**THE REQUEST**
Copy the material word for word, starting at its first line and ending at the line that contains "island bbox=[340, 378, 350, 392]". Include both of those lines.

[START OF ITEMS]

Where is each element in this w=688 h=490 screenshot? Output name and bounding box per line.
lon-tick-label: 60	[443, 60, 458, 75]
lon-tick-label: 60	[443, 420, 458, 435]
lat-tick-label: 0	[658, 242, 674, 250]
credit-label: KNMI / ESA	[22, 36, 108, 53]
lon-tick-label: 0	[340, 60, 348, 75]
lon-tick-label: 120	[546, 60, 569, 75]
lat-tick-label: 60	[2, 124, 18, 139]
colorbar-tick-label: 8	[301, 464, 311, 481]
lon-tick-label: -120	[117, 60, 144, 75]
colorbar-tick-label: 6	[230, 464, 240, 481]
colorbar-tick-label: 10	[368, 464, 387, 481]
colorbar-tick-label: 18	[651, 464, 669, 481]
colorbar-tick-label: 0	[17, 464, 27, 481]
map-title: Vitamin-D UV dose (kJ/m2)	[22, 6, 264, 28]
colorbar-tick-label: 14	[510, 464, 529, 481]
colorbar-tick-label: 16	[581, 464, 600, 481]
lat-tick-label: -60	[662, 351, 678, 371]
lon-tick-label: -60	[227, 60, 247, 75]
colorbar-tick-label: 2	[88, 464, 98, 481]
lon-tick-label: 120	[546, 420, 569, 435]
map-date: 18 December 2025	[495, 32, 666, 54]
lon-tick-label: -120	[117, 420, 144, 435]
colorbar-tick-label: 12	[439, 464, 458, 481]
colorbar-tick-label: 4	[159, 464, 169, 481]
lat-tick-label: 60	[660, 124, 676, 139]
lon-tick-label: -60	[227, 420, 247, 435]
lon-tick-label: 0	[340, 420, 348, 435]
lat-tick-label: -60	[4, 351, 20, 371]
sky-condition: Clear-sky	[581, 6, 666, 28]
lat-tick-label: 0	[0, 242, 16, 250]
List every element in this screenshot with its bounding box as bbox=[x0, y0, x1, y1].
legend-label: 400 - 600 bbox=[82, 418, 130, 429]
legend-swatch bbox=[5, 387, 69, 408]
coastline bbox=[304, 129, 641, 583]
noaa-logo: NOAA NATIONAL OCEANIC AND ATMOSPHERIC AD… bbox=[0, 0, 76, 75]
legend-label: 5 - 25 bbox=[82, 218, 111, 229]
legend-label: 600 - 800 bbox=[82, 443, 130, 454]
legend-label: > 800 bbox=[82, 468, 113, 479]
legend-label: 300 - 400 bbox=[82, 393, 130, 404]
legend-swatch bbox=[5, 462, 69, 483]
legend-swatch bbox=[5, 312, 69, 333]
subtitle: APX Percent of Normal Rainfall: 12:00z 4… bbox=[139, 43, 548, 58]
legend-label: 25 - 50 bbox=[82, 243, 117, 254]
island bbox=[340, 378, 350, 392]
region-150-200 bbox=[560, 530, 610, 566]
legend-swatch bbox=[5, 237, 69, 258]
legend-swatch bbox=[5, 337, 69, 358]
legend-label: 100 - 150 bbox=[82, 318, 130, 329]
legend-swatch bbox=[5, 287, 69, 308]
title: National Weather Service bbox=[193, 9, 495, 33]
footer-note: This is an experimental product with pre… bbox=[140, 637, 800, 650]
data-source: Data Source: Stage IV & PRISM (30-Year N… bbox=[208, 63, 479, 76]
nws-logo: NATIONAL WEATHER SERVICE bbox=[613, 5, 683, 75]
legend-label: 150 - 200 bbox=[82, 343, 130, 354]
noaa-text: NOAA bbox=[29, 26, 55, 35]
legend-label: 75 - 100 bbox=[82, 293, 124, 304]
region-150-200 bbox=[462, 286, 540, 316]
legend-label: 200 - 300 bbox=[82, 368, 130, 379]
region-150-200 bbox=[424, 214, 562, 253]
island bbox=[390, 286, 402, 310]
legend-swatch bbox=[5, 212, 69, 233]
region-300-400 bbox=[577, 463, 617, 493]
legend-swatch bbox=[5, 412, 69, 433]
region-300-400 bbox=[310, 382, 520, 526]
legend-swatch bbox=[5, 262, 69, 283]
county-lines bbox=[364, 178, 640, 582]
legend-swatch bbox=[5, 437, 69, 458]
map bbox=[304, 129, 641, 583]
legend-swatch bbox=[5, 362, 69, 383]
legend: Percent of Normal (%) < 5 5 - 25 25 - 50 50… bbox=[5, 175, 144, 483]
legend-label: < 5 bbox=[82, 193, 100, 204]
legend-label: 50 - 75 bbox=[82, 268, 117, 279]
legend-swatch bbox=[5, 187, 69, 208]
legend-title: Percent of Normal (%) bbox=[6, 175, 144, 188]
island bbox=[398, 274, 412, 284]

[END OF ITEMS]

**EXERCISE ANSWER**
Where is each element in this w=688 h=490 screenshot? Output name and bounding box per line.
lon-tick-label: 60	[443, 60, 458, 75]
lon-tick-label: 60	[443, 420, 458, 435]
lat-tick-label: 0	[658, 242, 674, 250]
credit-label: KNMI / ESA	[22, 36, 108, 53]
lon-tick-label: 0	[340, 60, 348, 75]
lon-tick-label: 120	[546, 60, 569, 75]
lat-tick-label: 60	[2, 124, 18, 139]
colorbar-tick-label: 8	[301, 464, 311, 481]
lon-tick-label: -120	[117, 60, 144, 75]
colorbar-tick-label: 6	[230, 464, 240, 481]
colorbar-tick-label: 10	[368, 464, 387, 481]
colorbar-tick-label: 18	[651, 464, 669, 481]
colorbar-tick-label: 0	[17, 464, 27, 481]
map-title: Vitamin-D UV dose (kJ/m2)	[22, 6, 264, 28]
colorbar-tick-label: 14	[510, 464, 529, 481]
colorbar-tick-label: 16	[581, 464, 600, 481]
lat-tick-label: -60	[662, 351, 678, 371]
lon-tick-label: -60	[227, 60, 247, 75]
colorbar-tick-label: 2	[88, 464, 98, 481]
lon-tick-label: 120	[546, 420, 569, 435]
map-date: 18 December 2025	[495, 32, 666, 54]
lon-tick-label: -120	[117, 420, 144, 435]
colorbar-tick-label: 12	[439, 464, 458, 481]
colorbar-tick-label: 4	[159, 464, 169, 481]
lat-tick-label: 60	[660, 124, 676, 139]
lon-tick-label: -60	[227, 420, 247, 435]
lon-tick-label: 0	[340, 420, 348, 435]
lat-tick-label: -60	[4, 351, 20, 371]
sky-condition: Clear-sky	[581, 6, 666, 28]
lat-tick-label: 0	[0, 242, 16, 250]
List every element in this screenshot with its bounding box as bbox=[x0, y0, x1, y1].
legend-label: 400 - 600 bbox=[82, 418, 130, 429]
legend-swatch bbox=[5, 387, 69, 408]
coastline bbox=[304, 129, 641, 583]
noaa-logo: NOAA NATIONAL OCEANIC AND ATMOSPHERIC AD… bbox=[0, 0, 76, 75]
legend-label: 5 - 25 bbox=[82, 218, 111, 229]
legend-label: 600 - 800 bbox=[82, 443, 130, 454]
legend-label: > 800 bbox=[82, 468, 113, 479]
legend-label: 300 - 400 bbox=[82, 393, 130, 404]
legend-swatch bbox=[5, 462, 69, 483]
legend-swatch bbox=[5, 312, 69, 333]
subtitle: APX Percent of Normal Rainfall: 12:00z 4… bbox=[139, 43, 548, 58]
legend-label: 25 - 50 bbox=[82, 243, 117, 254]
island bbox=[340, 378, 350, 392]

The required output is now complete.